--- BEGIN Supplied data ---

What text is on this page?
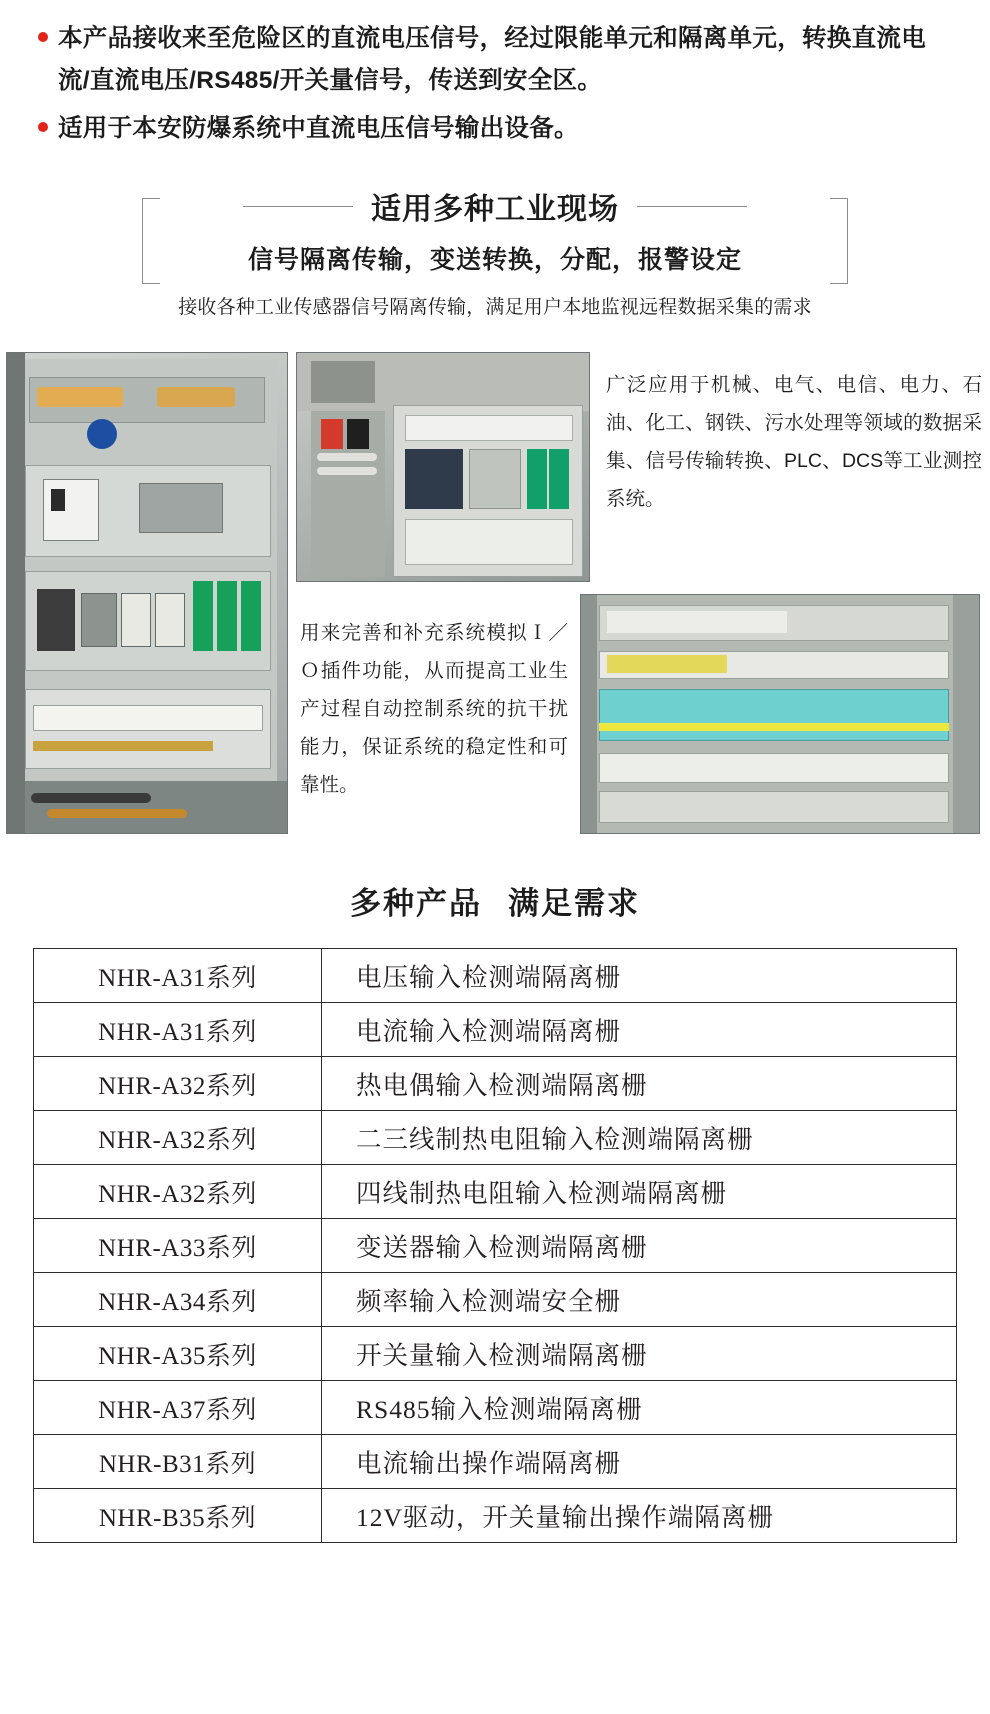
本产品接收来至危险区的直流电压信号，经过限能单元和隔离单元，转换直流电流/直流电压/RS485/开关量信号，传送到安全区。
适用于本安防爆系统中直流电压信号输出设备。
适用多种工业现场
信号隔离传输，变送转换，分配，报警设定
接收各种工业传感器信号隔离传输，满足用户本地监视远程数据采集的需求
广泛应用于机械、电气、电信、电力、石油、化工、钢铁、污水处理等领域的数据采集、信号传输转换、PLC、DCS等工业测控系统。
用来完善和补充系统模拟Ｉ／Ｏ插件功能，从而提高工业生产过程自动控制系统的抗干扰能力，保证系统的稳定性和可靠性。
多种产品 满足需求
NHR-A31系列	电压输入检测端隔离栅
NHR-A31系列	电流输入检测端隔离栅
NHR-A32系列	热电偶输入检测端隔离栅
NHR-A32系列	二三线制热电阻输入检测端隔离栅
NHR-A32系列	四线制热电阻输入检测端隔离栅
NHR-A33系列	变送器输入检测端隔离栅
NHR-A34系列	频率输入检测端安全栅
NHR-A35系列	开关量输入检测端隔离栅
NHR-A37系列	RS485输入检测端隔离栅
NHR-B31系列	电流输出操作端隔离栅
NHR-B35系列	12V驱动，开关量输出操作端隔离栅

--- END Supplied data ---

• **Exercise details**
Quote the records in their entirety, keeping the wording exact and excluding pictures.

• **Full output**
What text is on this page?
本产品接收来至危险区的直流电压信号，经过限能单元和隔离单元，转换直流电流/直流电压/RS485/开关量信号，传送到安全区。
适用于本安防爆系统中直流电压信号输出设备。
适用多种工业现场
信号隔离传输，变送转换，分配，报警设定
接收各种工业传感器信号隔离传输，满足用户本地监视远程数据采集的需求
广泛应用于机械、电气、电信、电力、石油、化工、钢铁、污水处理等领域的数据采集、信号传输转换、PLC、DCS等工业测控系统。
用来完善和补充系统模拟Ｉ／Ｏ插件功能，从而提高工业生产过程自动控制系统的抗干扰能力，保证系统的稳定性和可靠性。
多种产品 满足需求
NHR-A31系列	电压输入检测端隔离栅
NHR-A31系列	电流输入检测端隔离栅
NHR-A32系列	热电偶输入检测端隔离栅
NHR-A32系列	二三线制热电阻输入检测端隔离栅
NHR-A32系列	四线制热电阻输入检测端隔离栅
NHR-A33系列	变送器输入检测端隔离栅
NHR-A34系列	频率输入检测端安全栅
NHR-A35系列	开关量输入检测端隔离栅
NHR-A37系列	RS485输入检测端隔离栅
NHR-B31系列	电流输出操作端隔离栅
NHR-B35系列	12V驱动，开关量输出操作端隔离栅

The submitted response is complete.